>> begin INFORMATION PROVIDED

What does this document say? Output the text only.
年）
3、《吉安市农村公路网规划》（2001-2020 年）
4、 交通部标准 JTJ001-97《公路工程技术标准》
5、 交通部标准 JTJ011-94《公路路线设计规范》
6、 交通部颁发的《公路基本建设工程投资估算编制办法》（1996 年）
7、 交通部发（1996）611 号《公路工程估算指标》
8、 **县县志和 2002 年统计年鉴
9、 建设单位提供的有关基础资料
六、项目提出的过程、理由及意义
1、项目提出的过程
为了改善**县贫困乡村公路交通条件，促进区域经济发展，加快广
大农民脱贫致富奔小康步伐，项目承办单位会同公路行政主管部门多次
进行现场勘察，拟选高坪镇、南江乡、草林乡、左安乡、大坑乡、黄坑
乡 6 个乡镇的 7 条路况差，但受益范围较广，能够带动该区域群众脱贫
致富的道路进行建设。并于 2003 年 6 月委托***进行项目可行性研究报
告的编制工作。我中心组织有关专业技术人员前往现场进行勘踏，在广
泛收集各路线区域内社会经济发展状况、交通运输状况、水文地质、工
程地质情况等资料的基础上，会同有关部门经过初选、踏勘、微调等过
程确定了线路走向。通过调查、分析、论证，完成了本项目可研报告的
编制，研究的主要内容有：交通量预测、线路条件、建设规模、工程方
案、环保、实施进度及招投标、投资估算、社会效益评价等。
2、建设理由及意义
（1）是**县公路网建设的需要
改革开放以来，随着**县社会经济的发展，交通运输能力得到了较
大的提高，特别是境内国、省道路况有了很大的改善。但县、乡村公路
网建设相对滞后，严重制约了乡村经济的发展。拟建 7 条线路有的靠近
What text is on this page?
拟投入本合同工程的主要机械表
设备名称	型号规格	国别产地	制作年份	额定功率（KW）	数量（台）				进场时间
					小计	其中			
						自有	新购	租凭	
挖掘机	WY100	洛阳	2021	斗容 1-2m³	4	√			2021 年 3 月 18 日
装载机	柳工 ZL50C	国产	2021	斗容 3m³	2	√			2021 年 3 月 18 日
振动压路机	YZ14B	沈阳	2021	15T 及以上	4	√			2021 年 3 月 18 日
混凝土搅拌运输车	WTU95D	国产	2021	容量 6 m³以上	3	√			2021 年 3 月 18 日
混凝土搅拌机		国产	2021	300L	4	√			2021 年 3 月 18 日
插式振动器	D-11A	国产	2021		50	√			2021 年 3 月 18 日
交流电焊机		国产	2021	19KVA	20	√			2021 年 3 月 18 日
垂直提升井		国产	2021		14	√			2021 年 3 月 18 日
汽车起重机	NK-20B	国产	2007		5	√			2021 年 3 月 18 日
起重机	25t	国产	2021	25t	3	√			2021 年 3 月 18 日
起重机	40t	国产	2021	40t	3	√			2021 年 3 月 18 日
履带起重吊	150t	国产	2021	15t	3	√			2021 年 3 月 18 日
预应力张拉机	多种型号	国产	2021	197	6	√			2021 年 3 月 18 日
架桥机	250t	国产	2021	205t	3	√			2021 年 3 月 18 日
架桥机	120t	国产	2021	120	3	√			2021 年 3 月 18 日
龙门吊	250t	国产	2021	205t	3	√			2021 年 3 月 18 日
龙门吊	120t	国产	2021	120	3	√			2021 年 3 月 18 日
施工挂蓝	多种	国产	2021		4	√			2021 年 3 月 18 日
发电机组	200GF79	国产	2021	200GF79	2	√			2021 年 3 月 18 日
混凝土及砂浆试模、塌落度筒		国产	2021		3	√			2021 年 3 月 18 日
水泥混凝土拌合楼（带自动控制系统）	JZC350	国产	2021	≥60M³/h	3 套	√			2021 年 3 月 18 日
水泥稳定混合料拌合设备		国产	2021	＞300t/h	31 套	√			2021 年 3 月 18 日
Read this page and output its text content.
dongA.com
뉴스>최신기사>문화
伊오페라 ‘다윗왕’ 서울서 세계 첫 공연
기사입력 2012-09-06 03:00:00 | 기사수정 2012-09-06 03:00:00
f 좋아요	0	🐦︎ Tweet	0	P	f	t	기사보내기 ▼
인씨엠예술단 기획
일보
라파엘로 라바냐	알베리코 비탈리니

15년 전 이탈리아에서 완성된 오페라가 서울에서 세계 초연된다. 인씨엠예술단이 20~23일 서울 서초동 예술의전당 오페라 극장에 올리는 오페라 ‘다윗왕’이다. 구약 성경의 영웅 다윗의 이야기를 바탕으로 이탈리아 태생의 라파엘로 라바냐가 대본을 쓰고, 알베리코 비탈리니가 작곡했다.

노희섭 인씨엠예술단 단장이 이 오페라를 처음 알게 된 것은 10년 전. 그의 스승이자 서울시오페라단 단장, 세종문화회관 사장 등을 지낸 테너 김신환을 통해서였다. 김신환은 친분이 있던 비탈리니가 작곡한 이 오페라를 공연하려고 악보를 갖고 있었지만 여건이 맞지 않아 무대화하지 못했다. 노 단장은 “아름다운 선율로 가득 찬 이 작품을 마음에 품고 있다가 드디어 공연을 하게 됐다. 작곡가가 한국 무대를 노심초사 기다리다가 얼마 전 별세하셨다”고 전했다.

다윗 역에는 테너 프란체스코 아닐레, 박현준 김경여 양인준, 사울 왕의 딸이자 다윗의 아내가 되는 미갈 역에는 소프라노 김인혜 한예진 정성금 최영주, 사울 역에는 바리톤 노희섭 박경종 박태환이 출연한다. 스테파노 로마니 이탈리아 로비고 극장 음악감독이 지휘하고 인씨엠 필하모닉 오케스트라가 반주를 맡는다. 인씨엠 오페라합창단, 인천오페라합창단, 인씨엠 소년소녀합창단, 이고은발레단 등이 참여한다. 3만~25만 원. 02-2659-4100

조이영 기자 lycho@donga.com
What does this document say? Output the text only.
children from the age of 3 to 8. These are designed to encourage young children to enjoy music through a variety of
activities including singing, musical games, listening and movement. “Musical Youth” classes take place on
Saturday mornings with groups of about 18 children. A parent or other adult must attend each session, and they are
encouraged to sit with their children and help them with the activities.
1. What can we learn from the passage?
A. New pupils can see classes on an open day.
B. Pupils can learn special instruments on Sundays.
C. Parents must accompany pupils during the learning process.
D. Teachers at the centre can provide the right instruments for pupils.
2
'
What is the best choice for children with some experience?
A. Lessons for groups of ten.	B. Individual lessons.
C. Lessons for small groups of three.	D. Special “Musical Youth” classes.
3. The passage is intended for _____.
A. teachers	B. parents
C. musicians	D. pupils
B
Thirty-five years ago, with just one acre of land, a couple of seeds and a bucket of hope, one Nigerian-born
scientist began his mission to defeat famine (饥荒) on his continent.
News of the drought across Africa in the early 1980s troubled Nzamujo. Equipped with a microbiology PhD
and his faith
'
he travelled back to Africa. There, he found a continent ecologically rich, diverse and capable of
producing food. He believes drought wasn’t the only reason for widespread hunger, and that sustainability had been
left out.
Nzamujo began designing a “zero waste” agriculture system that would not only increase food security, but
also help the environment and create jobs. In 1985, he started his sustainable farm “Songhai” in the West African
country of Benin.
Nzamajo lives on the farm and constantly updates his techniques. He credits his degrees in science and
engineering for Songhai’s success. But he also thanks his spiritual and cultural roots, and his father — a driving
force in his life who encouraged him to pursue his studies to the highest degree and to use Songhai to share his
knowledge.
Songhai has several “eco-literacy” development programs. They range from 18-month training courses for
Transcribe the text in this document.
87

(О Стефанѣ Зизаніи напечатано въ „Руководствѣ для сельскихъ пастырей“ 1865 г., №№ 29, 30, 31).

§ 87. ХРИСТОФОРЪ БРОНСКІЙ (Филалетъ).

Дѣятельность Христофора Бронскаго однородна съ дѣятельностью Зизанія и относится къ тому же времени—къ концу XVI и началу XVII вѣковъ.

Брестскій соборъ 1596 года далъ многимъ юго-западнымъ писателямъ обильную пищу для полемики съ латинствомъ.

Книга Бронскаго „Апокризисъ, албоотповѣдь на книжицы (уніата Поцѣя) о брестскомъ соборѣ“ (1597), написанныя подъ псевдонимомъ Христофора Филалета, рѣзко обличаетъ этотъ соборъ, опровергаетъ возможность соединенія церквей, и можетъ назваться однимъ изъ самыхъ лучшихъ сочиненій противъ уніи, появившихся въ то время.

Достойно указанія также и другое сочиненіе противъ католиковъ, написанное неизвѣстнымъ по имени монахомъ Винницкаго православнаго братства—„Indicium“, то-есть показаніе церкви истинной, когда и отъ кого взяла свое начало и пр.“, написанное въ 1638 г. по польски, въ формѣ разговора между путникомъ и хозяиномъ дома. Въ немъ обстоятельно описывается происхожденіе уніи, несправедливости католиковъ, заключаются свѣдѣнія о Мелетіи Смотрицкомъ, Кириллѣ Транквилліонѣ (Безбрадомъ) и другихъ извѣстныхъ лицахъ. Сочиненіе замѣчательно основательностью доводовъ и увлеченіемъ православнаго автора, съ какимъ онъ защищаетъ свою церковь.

>> end INFORMATION PROVIDED

_PROBLEM REQUIREMENTS_: Isolate the lines that hold the word "비탈리니가" and copy all of them.

_COMPLETE OUTPUT_:
15년 전 이탈리아에서 완성된 오페라가 서울에서 세계 초연된다. 인씨엠예술단이 20~23일 서울 서초동 예술의전당 오페라 극장에 올리는 오페라 ‘다윗왕’이다. 구약 성경의 영웅 다윗의 이야기를 바탕으로 이탈리아 태생의 라파엘로 라바냐가 대본을 쓰고, 알베리코 비탈리니가 작곡했다.
노희섭 인씨엠예술단 단장이 이 오페라를 처음 알게 된 것은 10년 전. 그의 스승이자 서울시오페라단 단장, 세종문화회관 사장 등을 지낸 테너 김신환을 통해서였다. 김신환은 친분이 있던 비탈리니가 작곡한 이 오페라를 공연하려고 악보를 갖고 있었지만 여건이 맞지 않아 무대화하지 못했다. 노 단장은 “아름다운 선율로 가득 찬 이 작품을 마음에 품고 있다가 드디어 공연을 하게 됐다. 작곡가가 한국 무대를 노심초사 기다리다가 얼마 전 별세하셨다”고 전했다.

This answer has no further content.